[Data records]
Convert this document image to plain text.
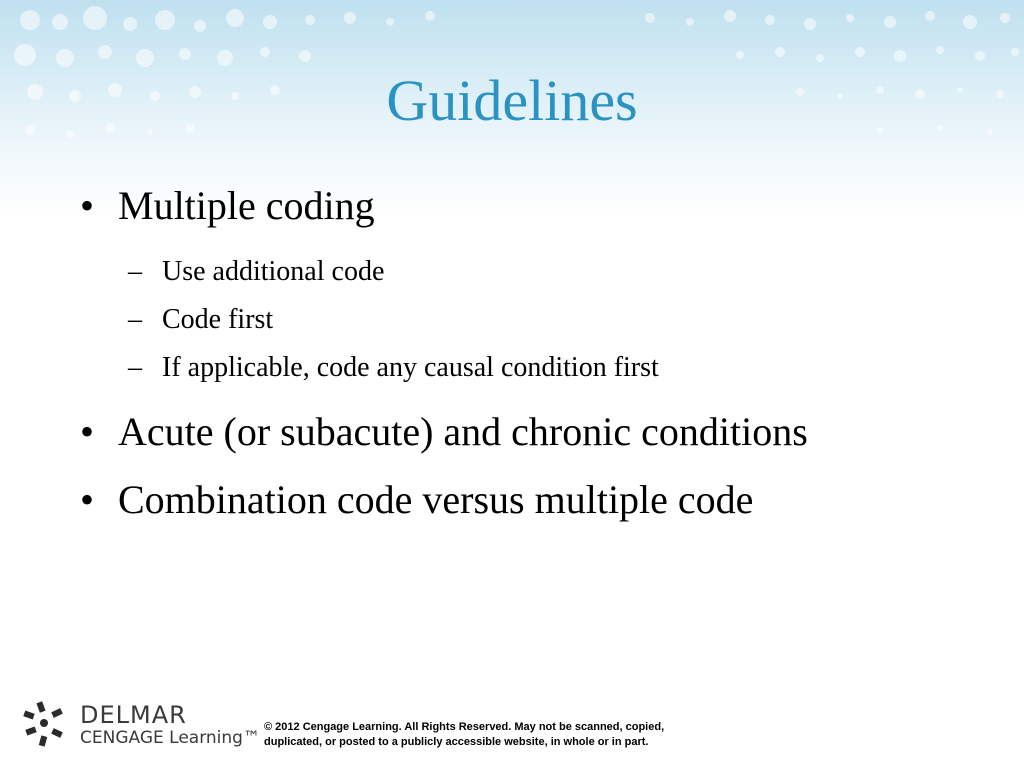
Guidelines
• Multiple coding
– Use additional code
– Code first
– If applicable, code any causal condition first
• Acute (or subacute) and chronic conditions
• Combination code versus multiple code
DELMAR
CENGAGE Learning™
© 2012 Cengage Learning. All Rights Reserved. May not be scanned, copied,
duplicated, or posted to a publicly accessible website, in whole or in part.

[INSTRUCTIONS FOR THE TASK]
Transcribe the complete set of entries verbatim. No pictures belong in the copy.

[SOLUTION TO THIS TASK]
Convert this document image to plain text.
Guidelines
• Multiple coding
– Use additional code
– Code first
– If applicable, code any causal condition first
• Acute (or subacute) and chronic conditions
• Combination code versus multiple code
DELMAR
CENGAGE Learning™
© 2012 Cengage Learning. All Rights Reserved. May not be scanned, copied,
duplicated, or posted to a publicly accessible website, in whole or in part.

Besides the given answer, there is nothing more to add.